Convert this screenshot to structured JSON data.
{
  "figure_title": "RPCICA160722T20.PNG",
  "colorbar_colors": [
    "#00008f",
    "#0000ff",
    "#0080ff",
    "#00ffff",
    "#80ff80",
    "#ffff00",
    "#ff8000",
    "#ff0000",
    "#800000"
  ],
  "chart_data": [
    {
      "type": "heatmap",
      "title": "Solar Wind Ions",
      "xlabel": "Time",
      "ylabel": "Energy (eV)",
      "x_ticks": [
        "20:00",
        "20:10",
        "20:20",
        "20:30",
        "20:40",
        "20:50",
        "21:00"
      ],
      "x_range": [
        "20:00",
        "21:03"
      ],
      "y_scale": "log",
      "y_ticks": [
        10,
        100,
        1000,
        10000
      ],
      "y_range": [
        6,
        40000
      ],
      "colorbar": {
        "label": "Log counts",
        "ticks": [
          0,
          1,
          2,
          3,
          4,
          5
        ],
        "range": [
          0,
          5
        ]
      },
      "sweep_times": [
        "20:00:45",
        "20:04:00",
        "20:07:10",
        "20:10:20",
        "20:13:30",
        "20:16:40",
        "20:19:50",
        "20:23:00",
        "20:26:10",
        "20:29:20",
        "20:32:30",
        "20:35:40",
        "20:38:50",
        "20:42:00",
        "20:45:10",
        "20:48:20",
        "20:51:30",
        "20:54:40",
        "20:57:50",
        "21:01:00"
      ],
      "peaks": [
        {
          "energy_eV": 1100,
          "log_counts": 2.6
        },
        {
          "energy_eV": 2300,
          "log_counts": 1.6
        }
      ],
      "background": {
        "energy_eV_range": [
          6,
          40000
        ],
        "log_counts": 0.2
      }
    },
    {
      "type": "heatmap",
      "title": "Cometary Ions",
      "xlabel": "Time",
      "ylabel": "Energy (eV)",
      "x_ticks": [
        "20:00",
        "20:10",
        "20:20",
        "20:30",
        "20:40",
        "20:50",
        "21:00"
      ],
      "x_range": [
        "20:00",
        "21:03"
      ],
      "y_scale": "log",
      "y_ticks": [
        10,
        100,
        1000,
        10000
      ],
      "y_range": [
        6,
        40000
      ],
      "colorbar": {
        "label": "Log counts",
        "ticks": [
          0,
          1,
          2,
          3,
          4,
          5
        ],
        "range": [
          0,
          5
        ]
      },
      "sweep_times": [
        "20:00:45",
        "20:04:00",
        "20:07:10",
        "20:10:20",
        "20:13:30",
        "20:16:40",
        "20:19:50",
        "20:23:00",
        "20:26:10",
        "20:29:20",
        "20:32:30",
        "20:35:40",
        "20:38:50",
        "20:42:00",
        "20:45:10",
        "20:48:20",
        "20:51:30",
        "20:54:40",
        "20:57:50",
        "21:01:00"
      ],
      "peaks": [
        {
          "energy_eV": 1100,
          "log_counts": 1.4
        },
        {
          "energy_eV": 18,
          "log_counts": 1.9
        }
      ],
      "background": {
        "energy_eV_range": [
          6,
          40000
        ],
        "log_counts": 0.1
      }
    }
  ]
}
=====
-- SET TASK --
All of the entries need to be reproduced exactly; please write them out.

-- ANSWER BELOW --
Convert this screenshot to structured JSON data.
{
  "figure_title": "RPCICA160722T20.PNG",
  "colorbar_colors": [
    "#00008f",
    "#0000ff",
    "#0080ff",
    "#00ffff",
    "#80ff80",
    "#ffff00",
    "#ff8000",
    "#ff0000",
    "#800000"
  ],
  "chart_data": [
    {
      "type": "heatmap",
      "title": "Solar Wind Ions",
      "xlabel": "Time",
      "ylabel": "Energy (eV)",
      "x_ticks": [
        "20:00",
        "20:10",
        "20:20",
        "20:30",
        "20:40",
        "20:50",
        "21:00"
      ],
      "x_range": [
        "20:00",
        "21:03"
      ],
      "y_scale": "log",
      "y_ticks": [
        10,
        100,
        1000,
        10000
      ],
      "y_range": [
        6,
        40000
      ],
      "colorbar": {
        "label": "Log counts",
        "ticks": [
          0,
          1,
          2,
          3,
          4,
          5
        ],
        "range": [
          0,
          5
        ]
      },
      "sweep_times": [
        "20:00:45",
        "20:04:00",
        "20:07:10",
        "20:10:20",
        "20:13:30",
        "20:16:40",
        "20:19:50",
        "20:23:00",
        "20:26:10",
        "20:29:20",
        "20:32:30",
        "20:35:40",
        "20:38:50",
        "20:42:00",
        "20:45:10",
        "20:48:20",
        "20:51:30",
        "20:54:40",
        "20:57:50",
        "21:01:00"
      ],
      "peaks": [
        {
          "energy_eV": 1100,
          "log_counts": 2.6
        },
        {
          "energy_eV": 2300,
          "log_counts": 1.6
        }
      ],
      "background": {
        "energy_eV_range": [
          6,
          40000
        ],
        "log_counts": 0.2
      }
    },
    {
      "type": "heatmap",
      "title": "Cometary Ions",
      "xlabel": "Time",
      "ylabel": "Energy (eV)",
      "x_ticks": [
        "20:00",
        "20:10",
        "20:20",
        "20:30",
        "20:40",
        "20:50",
        "21:00"
      ],
      "x_range": [
        "20:00",
        "21:03"
      ],
      "y_scale": "log",
      "y_ticks": [
        10,
        100,
        1000,
        10000
      ],
      "y_range": [
        6,
        40000
      ],
      "colorbar": {
        "label": "Log counts",
        "ticks": [
          0,
          1,
          2,
          3,
          4,
          5
        ],
        "range": [
          0,
          5
        ]
      },
      "sweep_times": [
        "20:00:45",
        "20:04:00",
        "20:07:10",
        "20:10:20",
        "20:13:30",
        "20:16:40",
        "20:19:50",
        "20:23:00",
        "20:26:10",
        "20:29:20",
        "20:32:30",
        "20:35:40",
        "20:38:50",
        "20:42:00",
        "20:45:10",
        "20:48:20",
        "20:51:30",
        "20:54:40",
        "20:57:50",
        "21:01:00"
      ],
      "peaks": [
        {
          "energy_eV": 1100,
          "log_counts": 1.4
        },
        {
          "energy_eV": 18,
          "log_counts": 1.9
        }
      ],
      "background": {
        "energy_eV_range": [
          6,
          40000
        ],
        "log_counts": 0.1
      }
    }
  ]
}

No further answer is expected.